- **Problem to solve**
Quote all of the data exactly as given. Skip every picture it contains.

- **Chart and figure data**

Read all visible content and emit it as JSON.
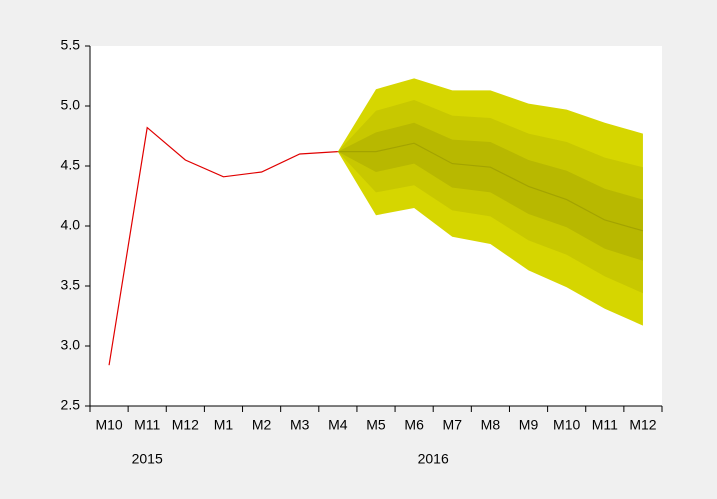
{
  "chart_data": {
    "type": "fan",
    "categories": [
      "M10",
      "M11",
      "M12",
      "M1",
      "M2",
      "M3",
      "M4",
      "M5",
      "M6",
      "M7",
      "M8",
      "M9",
      "M10",
      "M11",
      "M12"
    ],
    "group_labels": [
      "2015",
      "2016"
    ],
    "ylim": [
      2.5,
      5.5
    ],
    "yticks": [
      {
        "value": 2.5,
        "label": "2.5"
      },
      {
        "value": 3,
        "label": "3.0"
      },
      {
        "value": 3.5,
        "label": "3.5"
      },
      {
        "value": 4,
        "label": "4.0"
      },
      {
        "value": 4.5,
        "label": "4.5"
      },
      {
        "value": 5,
        "label": "5.0"
      },
      {
        "value": 5.5,
        "label": "5.5"
      }
    ],
    "bands": [
      {
        "color": "#d6d600",
        "upper": [
          null,
          null,
          null,
          null,
          null,
          null,
          4.62,
          5.14,
          5.23,
          5.13,
          5.13,
          5.02,
          4.97,
          4.86,
          4.77
        ],
        "lower": [
          null,
          null,
          null,
          null,
          null,
          null,
          4.62,
          4.09,
          4.15,
          3.91,
          3.85,
          3.63,
          3.49,
          3.31,
          3.17
        ]
      },
      {
        "color": "#c8c800",
        "upper": [
          null,
          null,
          null,
          null,
          null,
          null,
          4.62,
          4.96,
          5.05,
          4.92,
          4.9,
          4.77,
          4.7,
          4.57,
          4.49
        ],
        "lower": [
          null,
          null,
          null,
          null,
          null,
          null,
          4.62,
          4.28,
          4.34,
          4.13,
          4.08,
          3.88,
          3.76,
          3.58,
          3.44
        ]
      },
      {
        "color": "#b8b800",
        "upper": [
          null,
          null,
          null,
          null,
          null,
          null,
          4.62,
          4.78,
          4.86,
          4.72,
          4.7,
          4.55,
          4.46,
          4.31,
          4.22
        ],
        "lower": [
          null,
          null,
          null,
          null,
          null,
          null,
          4.62,
          4.45,
          4.52,
          4.32,
          4.28,
          4.1,
          3.99,
          3.81,
          3.71
        ]
      }
    ],
    "series": [
      {
        "color": "#e00000",
        "values": [
          2.84,
          4.82,
          4.55,
          4.41,
          4.45,
          4.6,
          4.62,
          null,
          null,
          null,
          null,
          null,
          null,
          null,
          null
        ]
      },
      {
        "color": "#a3a300",
        "values": [
          null,
          null,
          null,
          null,
          null,
          null,
          4.62,
          4.62,
          4.69,
          4.52,
          4.49,
          4.33,
          4.22,
          4.05,
          3.96
        ]
      }
    ]
  }
}
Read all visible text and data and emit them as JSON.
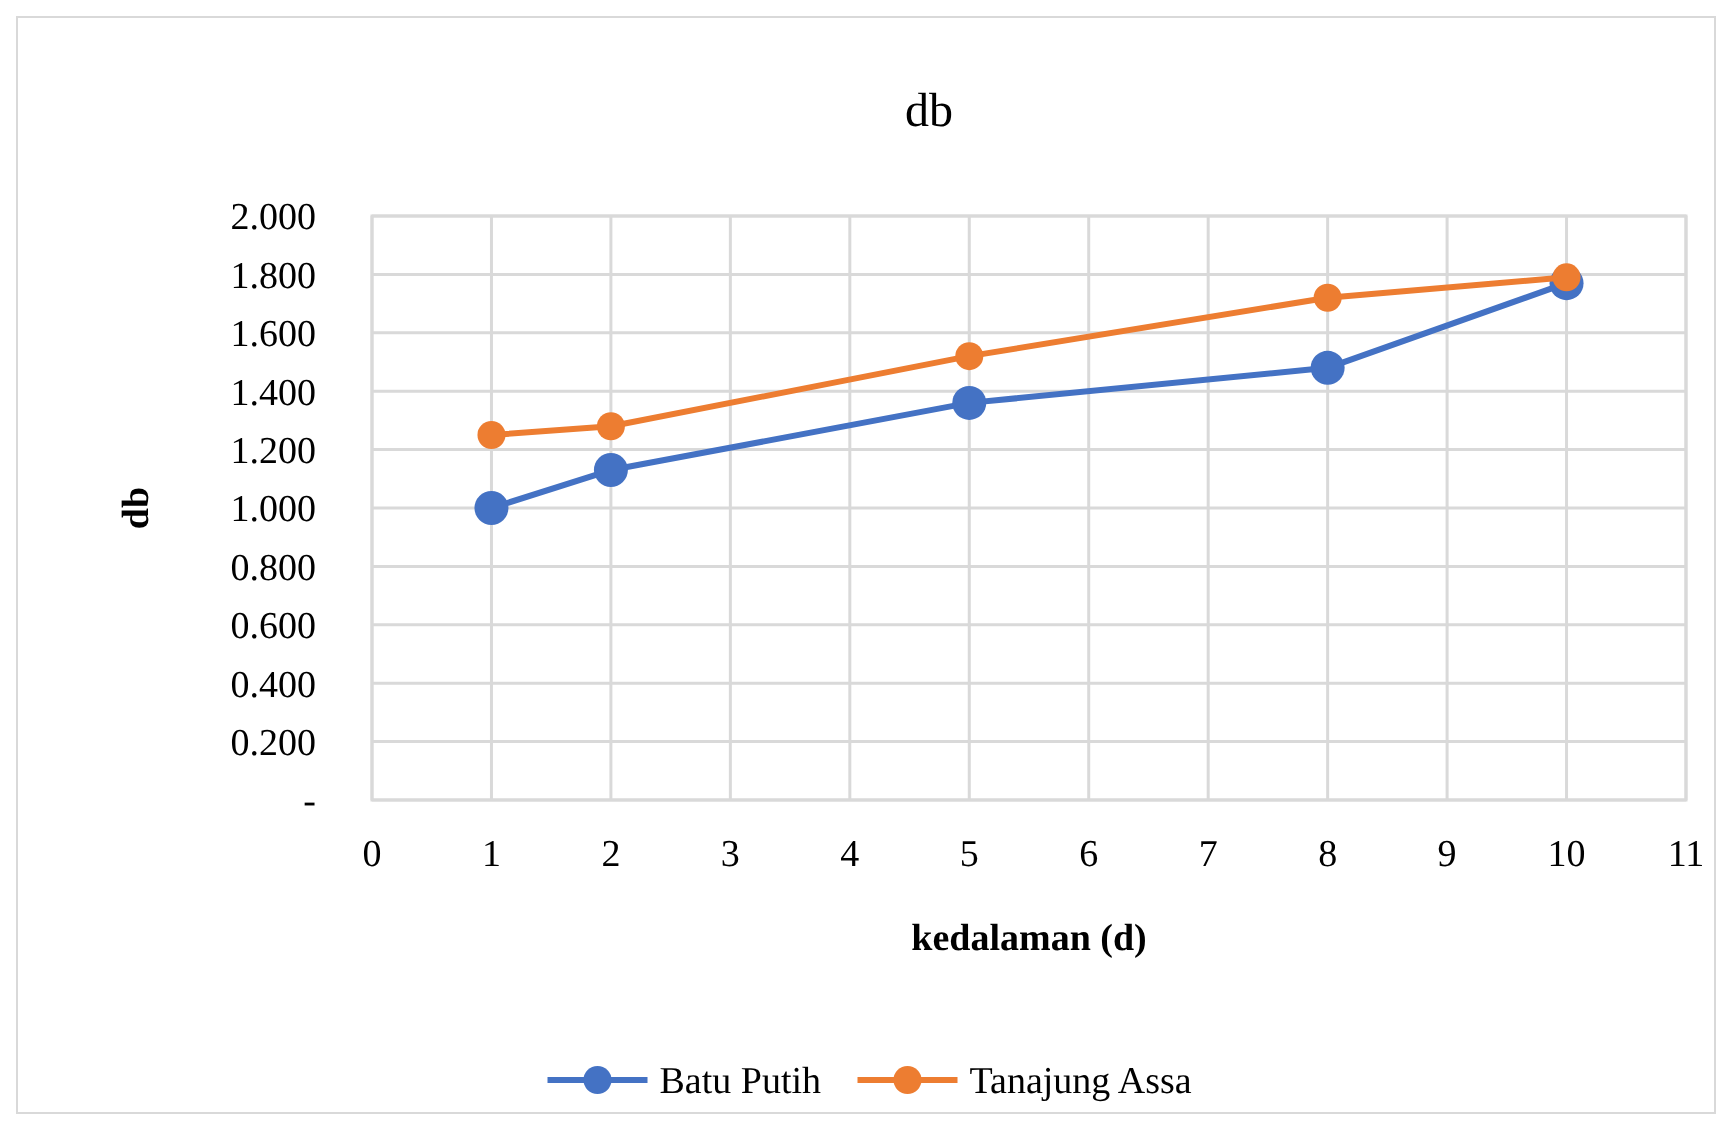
{
  "chart_data": {
    "type": "line",
    "title": "db",
    "xlabel": "kedalaman (d)",
    "ylabel": "db",
    "xlim": [
      0,
      11
    ],
    "xticks": [
      0,
      1,
      2,
      3,
      4,
      5,
      6,
      7,
      8,
      9,
      10,
      11
    ],
    "ylim": [
      0,
      2
    ],
    "yticks": [
      {
        "value": 0,
        "label": "-"
      },
      {
        "value": 0.2,
        "label": "0.200"
      },
      {
        "value": 0.4,
        "label": "0.400"
      },
      {
        "value": 0.6,
        "label": "0.600"
      },
      {
        "value": 0.8,
        "label": "0.800"
      },
      {
        "value": 1,
        "label": "1.000"
      },
      {
        "value": 1.2,
        "label": "1.200"
      },
      {
        "value": 1.4,
        "label": "1.400"
      },
      {
        "value": 1.6,
        "label": "1.600"
      },
      {
        "value": 1.8,
        "label": "1.800"
      },
      {
        "value": 2,
        "label": "2.000"
      }
    ],
    "x": [
      1,
      2,
      5,
      8,
      10
    ],
    "series": [
      {
        "name": "Batu Putih",
        "color": "#4472c4",
        "values": [
          1.0,
          1.13,
          1.36,
          1.48,
          1.77
        ]
      },
      {
        "name": "Tanajung Assa",
        "color": "#ed7d31",
        "values": [
          1.25,
          1.28,
          1.52,
          1.72,
          1.79
        ]
      }
    ],
    "grid": true,
    "legend": "bottom",
    "marker": "circle",
    "line_style": "solid"
  }
}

- **Complete response**
Read all visible content and emit it as JSON.
{
  "chart_data": {
    "type": "fan",
    "categories": [
      "M10",
      "M11",
      "M12",
      "M1",
      "M2",
      "M3",
      "M4",
      "M5",
      "M6",
      "M7",
      "M8",
      "M9",
      "M10",
      "M11",
      "M12"
    ],
    "group_labels": [
      "2015",
      "2016"
    ],
    "ylim": [
      2.5,
      5.5
    ],
    "yticks": [
      {
        "value": 2.5,
        "label": "2.5"
      },
      {
        "value": 3,
        "label": "3.0"
      },
      {
        "value": 3.5,
        "label": "3.5"
      },
      {
        "value": 4,
        "label": "4.0"
      },
      {
        "value": 4.5,
        "label": "4.5"
      },
      {
        "value": 5,
        "label": "5.0"
      },
      {
        "value": 5.5,
        "label": "5.5"
      }
    ],
    "bands": [
      {
        "color": "#d6d600",
        "upper": [
          null,
          null,
          null,
          null,
          null,
          null,
          4.62,
          5.14,
          5.23,
          5.13,
          5.13,
          5.02,
          4.97,
          4.86,
          4.77
        ],
        "lower": [
          null,
          null,
          null,
          null,
          null,
          null,
          4.62,
          4.09,
          4.15,
          3.91,
          3.85,
          3.63,
          3.49,
          3.31,
          3.17
        ]
      },
      {
        "color": "#c8c800",
        "upper": [
          null,
          null,
          null,
          null,
          null,
          null,
          4.62,
          4.96,
          5.05,
          4.92,
          4.9,
          4.77,
          4.7,
          4.57,
          4.49
        ],
        "lower": [
          null,
          null,
          null,
          null,
          null,
          null,
          4.62,
          4.28,
          4.34,
          4.13,
          4.08,
          3.88,
          3.76,
          3.58,
          3.44
        ]
      },
      {
        "color": "#b8b800",
        "upper": [
          null,
          null,
          null,
          null,
          null,
          null,
          4.62,
          4.78,
          4.86,
          4.72,
          4.7,
          4.55,
          4.46,
          4.31,
          4.22
        ],
        "lower": [
          null,
          null,
          null,
          null,
          null,
          null,
          4.62,
          4.45,
          4.52,
          4.32,
          4.28,
          4.1,
          3.99,
          3.81,
          3.71
        ]
      }
    ],
    "series": [
      {
        "color": "#e00000",
        "values": [
          2.84,
          4.82,
          4.55,
          4.41,
          4.45,
          4.6,
          4.62,
          null,
          null,
          null,
          null,
          null,
          null,
          null,
          null
        ]
      },
      {
        "color": "#a3a300",
        "values": [
          null,
          null,
          null,
          null,
          null,
          null,
          4.62,
          4.62,
          4.69,
          4.52,
          4.49,
          4.33,
          4.22,
          4.05,
          3.96
        ]
      }
    ]
  }
}
Read all visible text and data and emit them as JSON.
{
  "chart_data": {
    "type": "line",
    "title": "db",
    "xlabel": "kedalaman (d)",
    "ylabel": "db",
    "xlim": [
      0,
      11
    ],
    "xticks": [
      0,
      1,
      2,
      3,
      4,
      5,
      6,
      7,
      8,
      9,
      10,
      11
    ],
    "ylim": [
      0,
      2
    ],
    "yticks": [
      {
        "value": 0,
        "label": "-"
      },
      {
        "value": 0.2,
        "label": "0.200"
      },
      {
        "value": 0.4,
        "label": "0.400"
      },
      {
        "value": 0.6,
        "label": "0.600"
      },
      {
        "value": 0.8,
        "label": "0.800"
      },
      {
        "value": 1,
        "label": "1.000"
      },
      {
        "value": 1.2,
        "label": "1.200"
      },
      {
        "value": 1.4,
        "label": "1.400"
      },
      {
        "value": 1.6,
        "label": "1.600"
      },
      {
        "value": 1.8,
        "label": "1.800"
      },
      {
        "value": 2,
        "label": "2.000"
      }
    ],
    "x": [
      1,
      2,
      5,
      8,
      10
    ],
    "series": [
      {
        "name": "Batu Putih",
        "color": "#4472c4",
        "values": [
          1.0,
          1.13,
          1.36,
          1.48,
          1.77
        ]
      },
      {
        "name": "Tanajung Assa",
        "color": "#ed7d31",
        "values": [
          1.25,
          1.28,
          1.52,
          1.72,
          1.79
        ]
      }
    ],
    "grid": true,
    "legend": "bottom",
    "marker": "circle",
    "line_style": "solid"
  }
}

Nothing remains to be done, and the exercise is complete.